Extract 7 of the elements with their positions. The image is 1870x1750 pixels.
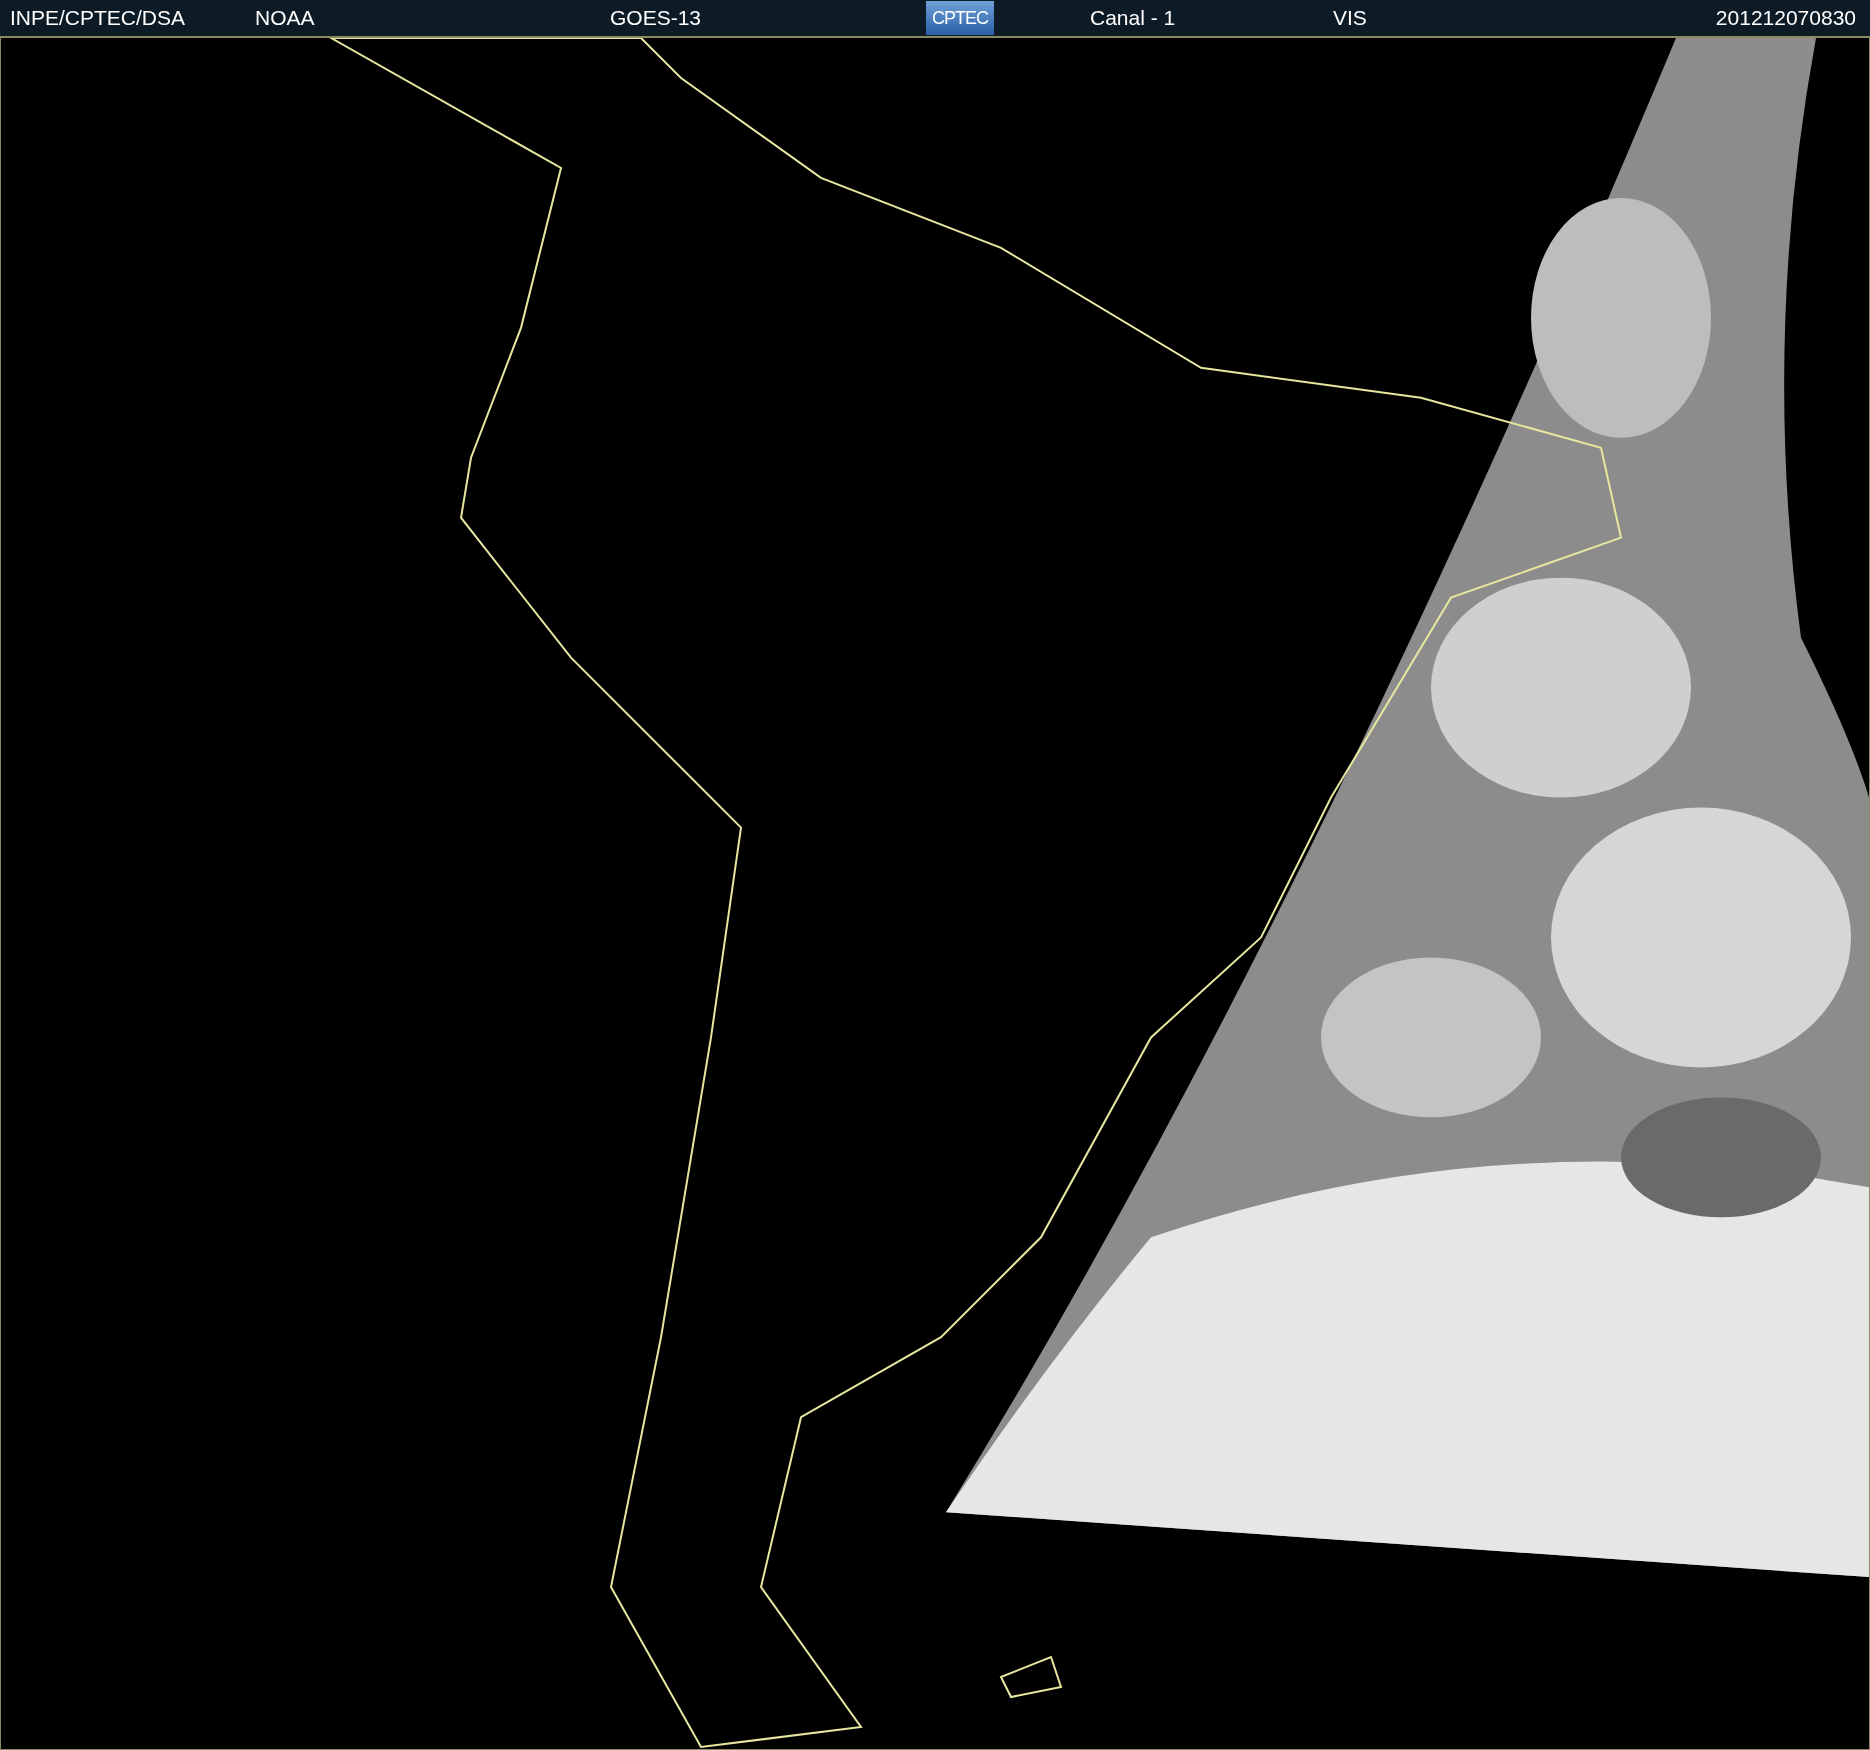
source-label: NOAA xyxy=(255,6,316,30)
band-label: VIS xyxy=(1333,6,1368,30)
logo: CPTEC xyxy=(926,1,994,35)
timestamp-label: 201212070830 xyxy=(1715,6,1856,30)
satellite-label: GOES-13 xyxy=(610,6,703,30)
channel-label: Canal - 1 xyxy=(1090,6,1177,30)
agency-label: INPE/CPTEC/DSA xyxy=(10,6,187,30)
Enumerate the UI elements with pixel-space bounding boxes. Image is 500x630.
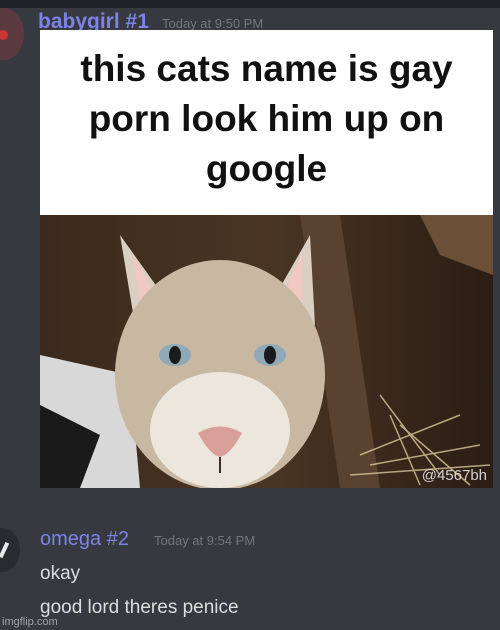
top-bar [0, 0, 500, 8]
message-timestamp: Today at 9:50 PM [162, 16, 264, 31]
message-text: okay [40, 563, 81, 584]
message-username[interactable]: omega #2 [40, 528, 129, 551]
footer-watermark: imgflip.com [2, 616, 58, 628]
message-text: good lord theres penice [40, 597, 239, 618]
meme-caption: this cats name is gay porn look him up o… [40, 30, 493, 215]
cougar-illustration [40, 215, 493, 488]
cougar-photo: @4567bh [40, 215, 493, 488]
avatar[interactable] [0, 8, 24, 60]
watermark: @4567bh [421, 467, 487, 484]
image-attachment[interactable]: this cats name is gay porn look him up o… [40, 30, 493, 488]
message-timestamp: Today at 9:54 PM [154, 533, 256, 548]
avatar[interactable] [0, 528, 20, 572]
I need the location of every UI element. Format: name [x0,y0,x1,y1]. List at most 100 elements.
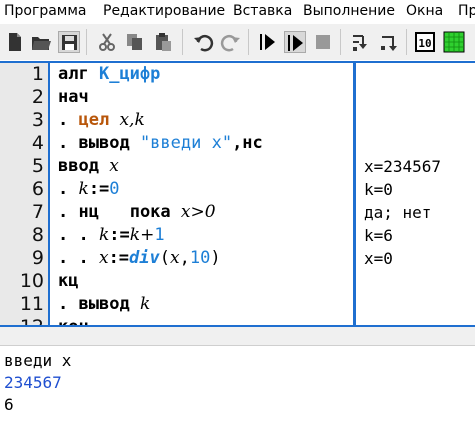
algorithm-name: К_цифр [98,64,161,84]
panel-splitter[interactable] [0,327,475,346]
number-literal: 10 [189,248,211,268]
keyword-alg: алг [58,64,89,84]
var-k: k [98,225,110,245]
paren-close: ) [210,248,221,268]
menu-windows[interactable]: Окна [406,3,443,19]
string-literal: "введи x" [139,133,233,153]
code-editor[interactable]: 1 2 3 4 5 6 7 8 9 10 11 12 алг К_цифр на… [0,61,475,327]
svg-text:10: 10 [418,37,431,50]
keyword-input: ввод [58,156,99,176]
line-number: 10 [19,270,44,292]
indent-dot: . [58,294,69,314]
run-icon[interactable] [256,31,278,53]
code-line-5[interactable]: ввод x [58,155,119,178]
expression: k+ [129,225,155,245]
gutter-divider [48,63,50,325]
line-number: 5 [31,155,44,177]
line-number: 11 [19,293,44,315]
indent-dot: . [58,202,69,222]
toolbar: 10 [0,24,475,60]
code-line-10[interactable]: кц [58,270,78,293]
assign-op: := [109,225,130,245]
menu-program[interactable]: Программа [4,3,87,19]
open-folder-icon[interactable] [30,31,52,53]
toolbar-separator [406,29,407,55]
function-div: div [129,248,160,268]
keyword-loop-end: кц [58,271,79,291]
comma: , [179,248,190,268]
line-number: 3 [31,109,44,131]
copy-icon[interactable] [124,31,146,53]
run-step-icon[interactable] [284,31,306,53]
arg-x: x [170,248,180,268]
line-number: 12 [19,316,44,327]
type-int: цел [78,110,110,130]
menu-run[interactable]: Выполнение [303,3,395,19]
indent-dot: . [58,133,69,153]
var-x: x [109,156,119,176]
code-line-1[interactable]: алг К_цифр [58,63,160,86]
margin-divider[interactable] [353,63,356,325]
keyword-output: вывод [78,294,130,314]
output-console[interactable]: введи x 234567 6 [0,346,475,425]
code-line-6[interactable]: . k:=0 [58,178,120,201]
keyword-loop-start: нц [78,202,99,222]
cut-icon[interactable] [96,31,118,53]
console-output-line: введи x [4,351,72,370]
console-input-line: 234567 [4,373,62,392]
var-k: k [139,294,151,314]
line-number: 7 [31,201,44,223]
paste-icon[interactable] [152,31,174,53]
menu-insert[interactable]: Вставка [233,3,292,19]
code-line-9[interactable]: . . x:=div(x,10) [58,247,221,270]
margin-value: да; нет [364,203,432,222]
code-line-4[interactable]: . вывод "введи x",нс [58,132,263,155]
toolbar-separator [86,29,87,55]
step-into-icon[interactable] [350,31,372,53]
line-number: 6 [31,178,44,200]
stop-icon[interactable] [312,31,334,53]
save-icon[interactable] [58,31,80,53]
menu-bar: Программа Редактирование Вставка Выполне… [0,0,475,24]
margin-value: x=0 [364,249,393,268]
new-file-icon[interactable] [4,31,26,53]
undo-icon[interactable] [192,31,214,53]
console-output-line: 6 [4,395,14,414]
line-number: 2 [31,86,44,108]
line-number: 8 [31,224,44,246]
paren-open: ( [159,248,171,268]
line-number: 4 [31,132,44,154]
indent-dots: . . [58,248,89,268]
code-line-3[interactable]: . цел x,k [58,109,145,132]
number-literal: 0 [109,179,120,199]
assign-op: := [88,179,110,199]
var-list: x,k [119,110,145,130]
keyword-nach: нач [58,87,89,107]
keyword-while: пока [129,202,171,222]
code-line-12[interactable]: кон [58,316,89,325]
keyword-output: вывод [78,133,130,153]
number-literal: 1 [154,225,165,245]
grid-icon[interactable] [443,31,465,53]
indent-dot: . [58,179,69,199]
newline-token: ,нс [232,133,263,153]
code-line-7[interactable]: . нц пока x>0 [58,201,216,224]
var-k: k [78,179,89,199]
redo-icon[interactable] [220,31,242,53]
step-over-icon[interactable] [378,31,400,53]
code-line-8[interactable]: . . k:=k+1 [58,224,165,247]
code-line-11[interactable]: . вывод k [58,293,150,316]
menu-help[interactable]: Пр [458,3,475,19]
margin-value: k=6 [364,226,393,245]
toolbar-separator [340,29,341,55]
margin-value: k=0 [364,180,393,199]
line-number: 9 [31,247,44,269]
indent-dot: . [58,110,69,130]
margin-value: x=234567 [364,157,442,176]
loop-condition: x>0 [180,202,216,222]
assign-op: := [108,248,130,268]
code-line-2[interactable]: нач [58,86,89,109]
line-number: 1 [31,63,44,85]
counter-icon[interactable]: 10 [414,31,436,53]
menu-edit[interactable]: Редактирование [103,3,225,19]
--- --- ---
Convert every line of the rows above into a JSON list of strings, one string per line, leaving out blank lines and the pictures.

**Complete response**
[
  "Extract 7 of the elements with their positions. The image is 1870x1750 pixels.",
  "source-label: NOAA xyxy=(255,6,316,30)",
  "band-label: VIS xyxy=(1333,6,1368,30)",
  "logo: CPTEC xyxy=(926,1,994,35)",
  "timestamp-label: 201212070830 xyxy=(1715,6,1856,30)",
  "satellite-label: GOES-13 xyxy=(610,6,703,30)",
  "channel-label: Canal - 1 xyxy=(1090,6,1177,30)",
  "agency-label: INPE/CPTEC/DSA xyxy=(10,6,187,30)",
  "Enumerate the UI elements with pixel-space bounding boxes. Image is 500x630.",
  "top-bar [0, 0, 500, 8]",
  "message-timestamp: Today at 9:50 PM [162, 16, 264, 31]",
  "message-text: okay [40, 563, 81, 584]",
  "message-username[interactable]: omega #2 [40, 528, 129, 551]",
  "footer-watermark: imgflip.com [2, 616, 58, 628]",
  "message-text: good lord theres penice [40, 597, 239, 618]",
  "meme-caption: this cats name is gay porn look him up o… [40, 30, 493, 215]",
  "cougar-illustration [40, 215, 493, 488]",
  "cougar-photo: @4567bh [40, 215, 493, 488]",
  "avatar[interactable] [0, 8, 24, 60]",
  "watermark: @4567bh [421, 467, 487, 484]",
  "image-attachment[interactable]: this cats name is gay porn look him up o… [40, 30, 493, 488]",
  "message-timestamp: Today at 9:54 PM [154, 533, 256, 548]",
  "avatar[interactable] [0, 528, 20, 572]",
  "I need the location of every UI element. Format: name [x0,y0,x1,y1]. List at most 100 elements.",
  "algorithm-name: К_цифр [98,64,161,84]",
  "panel-splitter[interactable] [0,327,475,346]",
  "number-literal: 10 [189,248,211,268]",
  "keyword-alg: алг [58,64,89,84]",
  "var-k: k [98,225,110,245]",
  "paren-close: ) [210,248,221,268]",
  "menu-windows[interactable]: Окна [406,3,443,19]",
  "string-literal: \"введи x\" [139,133,233,153]",
  "code-editor[interactable]: 1 2 3 4 5 6 7 8 9 10 11 12 алг К_цифр на… [0,61,475,327]",
  "svg-text:10: 10 [418,37,431,50]",
  "keyword-input: ввод [58,156,99,176]",
  "line-number: 10 [19,270,44,292]",
  "indent-dot: . [58,294,69,314]",
  "run-icon[interactable] [256,31,278,53]",
  "code-line-5[interactable]: ввод x [58,155,119,178]",
  "expression: k+ [129,225,155,245]",
  "gutter-divider [48,63,50,325]",
  "line-number: 5 [31,155,44,177]",
  "line-number: 11 [19,293,44,315]",
  "indent-dot: . [58,202,69,222]",
  "toolbar: 10 [0,24,475,60]",
  "code-line-10[interactable]: кц [58,270,78,293]",
  "assign-op: := [109,225,130,245]",
  "menu-program[interactable]: Программа [4,3,87,19]",
  "open-folder-icon[interactable] [30,31,52,53]",
  "toolbar-separator [406,29,407,55]",
  "function-div: div [129,248,160,268]",
  "keyword-loop-end: кц [58,271,79,291]",
  "comma: , [179,248,190,268]",
  "line-number: 3 [31,109,44,131]",
  "copy-icon[interactable] [124,31,146,53]",
  "run-step-icon[interactable] [284,31,306,53]",
  "arg-x: x [170,248,180,268]",
  "line-number: 12 [19,316,44,327]",
  "type-int: цел [78,110,110,130]",
  "menu-run[interactable]: Выполнение [303,3,395,19]",
  "indent-dot: . [58,133,69,153]",
  "var-x: x [109,156,119,176]",
  "code-line-1[interactable]: алг К_цифр [58,63,160,86]",
  "margin-divider[interactable] [353,63,356,325]",
  "keyword-output: вывод [78,294,130,314]",
  "output-console[interactable]: введи x 234567 6 [0,346,475,425]",
  "code-line-6[interactable]: . k:=0 [58,178,120,201]",
  "keyword-loop-start: нц [78,202,99,222]",
  "cut-icon[interactable] [96,31,118,53]",
  "console-output-line: введи x [4,351,72,370]",
  "console-input-line: 234567 [4,373,62,392]",
  "var-k: k [139,294,151,314]",
  "line-number: 7 [31,201,44,223]",
  "paste-icon[interactable] [152,31,174,53]",
  "menu-insert[interactable]: Вставка [233,3,292,19]",
  "code-line-9[interactable]: . . x:=div(x,10) [58,247,221,270]",
  "margin-value: да; нет [364,203,432,222]",
  "code-line-4[interactable]: . вывод \"введи x\",нс [58,132,263,155]",
  "toolbar-separator [86,29,87,55]",
  "step-into-icon[interactable] [350,31,372,53]",
  "line-number: 6 [31,178,44,200]",
  "stop-icon[interactable] [312,31,334,53]",
  "save-icon[interactable] [58,31,80,53]",
  "menu-bar: Программа Редактирование Вставка Выполне… [0,0,475,24]",
  "margin-value: x=0 [364,249,393,268]",
  "new-file-icon[interactable] [4,31,26,53]",
  "undo-icon[interactable] [192,31,214,53]",
  "console-output-line: 6 [4,395,14,414]",
  "line-number: 2 [31,86,44,108]",
  "line-number: 8 [31,224,44,246]",
  "paren-open: ( [159,248,171,268]",
  "line-number: 4 [31,132,44,154]",
  "indent-dots: . . [58,248,89,268]",
  "code-line-3[interactable]: . цел x,k [58,109,145,132]",
  "number-literal: 0 [109,179,120,199]",
  "assign-op: := [88,179,110,199]",
  "var-list: x,k [119,110,145,130]",
  "keyword-nach: нач [58,87,89,107]",
  "keyword-while: пока [129,202,171,222]",
  "code-line-12[interactable]: кон [58,316,89,325]",
  "keyword-output: вывод [78,133,130,153]",
  "number-literal: 1 [154,225,165,245]",
  "grid-icon[interactable] [443,31,465,53]",
  "indent-dot: . [58,179,69,199]",
  "newline-token: ,нс [232,133,263,153]",
  "code-line-7[interactable]: . нц пока x>0 [58,201,216,224]",
  "var-k: k [78,179,89,199]",
  "redo-icon[interactable] [220,31,242,53]",
  "step-over-icon[interactable] [378,31,400,53]",
  "code-line-8[interactable]: . . k:=k+1 [58,224,165,247]",
  "code-line-11[interactable]: . вывод k [58,293,150,316]",
  "menu-help[interactable]: Пр [458,3,475,19]",
  "margin-value: k=6 [364,226,393,245]",
  "toolbar-separator [340,29,341,55]",
  "margin-value: k=0 [364,180,393,199]",
  "line-number: 9 [31,247,44,269]",
  "indent-dot: . [58,110,69,130]",
  "margin-value: x=234567 [364,157,442,176]",
  "loop-condition: x>0 [180,202,216,222]",
  "assign-op: := [108,248,130,268]",
  "code-line-2[interactable]: нач [58,86,89,109]",
  "line-number: 1 [31,63,44,85]",
  "counter-icon[interactable]: 10 [414,31,436,53]",
  "menu-edit[interactable]: Редактирование [103,3,225,19]"
]